* [WRITTEN INSTRUCTION] Reproduce all of the data exactly, with no line skipped.

Stored data
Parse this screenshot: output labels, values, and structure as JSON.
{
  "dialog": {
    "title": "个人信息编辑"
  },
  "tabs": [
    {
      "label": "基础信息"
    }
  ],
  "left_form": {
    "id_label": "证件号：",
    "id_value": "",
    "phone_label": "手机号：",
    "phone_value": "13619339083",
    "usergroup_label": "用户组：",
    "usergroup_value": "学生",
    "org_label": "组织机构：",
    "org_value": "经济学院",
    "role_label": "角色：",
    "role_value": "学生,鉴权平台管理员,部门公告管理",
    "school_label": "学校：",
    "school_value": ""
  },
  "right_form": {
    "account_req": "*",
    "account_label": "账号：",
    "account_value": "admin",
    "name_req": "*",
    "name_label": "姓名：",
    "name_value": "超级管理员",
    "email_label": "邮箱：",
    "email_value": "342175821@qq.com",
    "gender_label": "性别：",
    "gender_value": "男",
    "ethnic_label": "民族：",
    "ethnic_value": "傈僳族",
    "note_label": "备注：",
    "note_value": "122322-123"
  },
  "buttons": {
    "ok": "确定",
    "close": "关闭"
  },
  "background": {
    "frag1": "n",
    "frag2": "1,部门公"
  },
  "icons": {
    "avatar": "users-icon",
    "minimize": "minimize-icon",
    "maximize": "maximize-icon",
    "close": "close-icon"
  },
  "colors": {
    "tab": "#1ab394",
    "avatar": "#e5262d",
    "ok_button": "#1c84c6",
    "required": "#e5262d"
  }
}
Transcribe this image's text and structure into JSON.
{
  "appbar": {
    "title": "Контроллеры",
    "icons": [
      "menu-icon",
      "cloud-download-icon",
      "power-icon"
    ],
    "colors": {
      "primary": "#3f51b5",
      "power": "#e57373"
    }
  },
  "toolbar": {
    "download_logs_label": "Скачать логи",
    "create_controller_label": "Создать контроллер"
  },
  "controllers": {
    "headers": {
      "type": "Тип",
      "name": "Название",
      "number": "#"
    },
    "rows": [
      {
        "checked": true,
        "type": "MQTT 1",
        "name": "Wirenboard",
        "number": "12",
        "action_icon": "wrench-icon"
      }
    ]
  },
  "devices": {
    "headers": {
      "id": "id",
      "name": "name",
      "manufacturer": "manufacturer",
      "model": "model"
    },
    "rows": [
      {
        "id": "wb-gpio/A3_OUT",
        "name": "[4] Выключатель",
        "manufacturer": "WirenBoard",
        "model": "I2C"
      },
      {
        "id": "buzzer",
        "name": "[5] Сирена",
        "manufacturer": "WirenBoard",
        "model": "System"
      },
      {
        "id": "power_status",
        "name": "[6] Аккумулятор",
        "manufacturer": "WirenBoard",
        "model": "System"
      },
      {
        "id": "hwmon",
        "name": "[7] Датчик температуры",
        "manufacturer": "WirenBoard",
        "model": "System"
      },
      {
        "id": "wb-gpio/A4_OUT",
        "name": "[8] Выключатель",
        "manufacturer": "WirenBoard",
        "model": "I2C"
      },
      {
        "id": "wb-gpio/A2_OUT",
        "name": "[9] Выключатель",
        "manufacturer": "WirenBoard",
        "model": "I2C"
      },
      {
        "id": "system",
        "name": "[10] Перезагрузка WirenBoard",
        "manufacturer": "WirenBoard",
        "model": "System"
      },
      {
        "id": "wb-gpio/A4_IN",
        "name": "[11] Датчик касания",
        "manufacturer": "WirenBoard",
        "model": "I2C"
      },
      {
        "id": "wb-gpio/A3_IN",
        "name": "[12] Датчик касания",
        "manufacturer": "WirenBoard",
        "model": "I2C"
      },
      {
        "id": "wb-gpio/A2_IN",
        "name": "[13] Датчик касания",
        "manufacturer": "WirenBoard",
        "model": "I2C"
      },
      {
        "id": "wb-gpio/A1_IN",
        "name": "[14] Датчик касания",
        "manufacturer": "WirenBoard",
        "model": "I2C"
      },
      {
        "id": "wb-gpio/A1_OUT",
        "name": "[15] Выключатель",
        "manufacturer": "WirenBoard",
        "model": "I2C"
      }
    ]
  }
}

* [SOLUTION TO THE EXERCISE]
Parse this screenshot: output labels, values, and structure as JSON.
{
  "dialog": {
    "title": "个人信息编辑"
  },
  "tabs": [
    {
      "label": "基础信息"
    }
  ],
  "left_form": {
    "id_label": "证件号：",
    "id_value": "",
    "phone_label": "手机号：",
    "phone_value": "13619339083",
    "usergroup_label": "用户组：",
    "usergroup_value": "学生",
    "org_label": "组织机构：",
    "org_value": "经济学院",
    "role_label": "角色：",
    "role_value": "学生,鉴权平台管理员,部门公告管理",
    "school_label": "学校：",
    "school_value": ""
  },
  "right_form": {
    "account_req": "*",
    "account_label": "账号：",
    "account_value": "admin",
    "name_req": "*",
    "name_label": "姓名：",
    "name_value": "超级管理员",
    "email_label": "邮箱：",
    "email_value": "342175821@qq.com",
    "gender_label": "性别：",
    "gender_value": "男",
    "ethnic_label": "民族：",
    "ethnic_value": "傈僳族",
    "note_label": "备注：",
    "note_value": "122322-123"
  },
  "buttons": {
    "ok": "确定",
    "close": "关闭"
  },
  "background": {
    "frag1": "n",
    "frag2": "1,部门公"
  },
  "icons": {
    "avatar": "users-icon",
    "minimize": "minimize-icon",
    "maximize": "maximize-icon",
    "close": "close-icon"
  },
  "colors": {
    "tab": "#1ab394",
    "avatar": "#e5262d",
    "ok_button": "#1c84c6",
    "required": "#e5262d"
  }
}
Transcribe this image's text and structure into JSON.
{
  "appbar": {
    "title": "Контроллеры",
    "icons": [
      "menu-icon",
      "cloud-download-icon",
      "power-icon"
    ],
    "colors": {
      "primary": "#3f51b5",
      "power": "#e57373"
    }
  },
  "toolbar": {
    "download_logs_label": "Скачать логи",
    "create_controller_label": "Создать контроллер"
  },
  "controllers": {
    "headers": {
      "type": "Тип",
      "name": "Название",
      "number": "#"
    },
    "rows": [
      {
        "checked": true,
        "type": "MQTT 1",
        "name": "Wirenboard",
        "number": "12",
        "action_icon": "wrench-icon"
      }
    ]
  },
  "devices": {
    "headers": {
      "id": "id",
      "name": "name",
      "manufacturer": "manufacturer",
      "model": "model"
    },
    "rows": [
      {
        "id": "wb-gpio/A3_OUT",
        "name": "[4] Выключатель",
        "manufacturer": "WirenBoard",
        "model": "I2C"
      },
      {
        "id": "buzzer",
        "name": "[5] Сирена",
        "manufacturer": "WirenBoard",
        "model": "System"
      },
      {
        "id": "power_status",
        "name": "[6] Аккумулятор",
        "manufacturer": "WirenBoard",
        "model": "System"
      },
      {
        "id": "hwmon",
        "name": "[7] Датчик температуры",
        "manufacturer": "WirenBoard",
        "model": "System"
      },
      {
        "id": "wb-gpio/A4_OUT",
        "name": "[8] Выключатель",
        "manufacturer": "WirenBoard",
        "model": "I2C"
      },
      {
        "id": "wb-gpio/A2_OUT",
        "name": "[9] Выключатель",
        "manufacturer": "WirenBoard",
        "model": "I2C"
      },
      {
        "id": "system",
        "name": "[10] Перезагрузка WirenBoard",
        "manufacturer": "WirenBoard",
        "model": "System"
      },
      {
        "id": "wb-gpio/A4_IN",
        "name": "[11] Датчик касания",
        "manufacturer": "WirenBoard",
        "model": "I2C"
      },
      {
        "id": "wb-gpio/A3_IN",
        "name": "[12] Датчик касания",
        "manufacturer": "WirenBoard",
        "model": "I2C"
      },
      {
        "id": "wb-gpio/A2_IN",
        "name": "[13] Датчик касания",
        "manufacturer": "WirenBoard",
        "model": "I2C"
      },
      {
        "id": "wb-gpio/A1_IN",
        "name": "[14] Датчик касания",
        "manufacturer": "WirenBoard",
        "model": "I2C"
      },
      {
        "id": "wb-gpio/A1_OUT",
        "name": "[15] Выключатель",
        "manufacturer": "WirenBoard",
        "model": "I2C"
      }
    ]
  }
}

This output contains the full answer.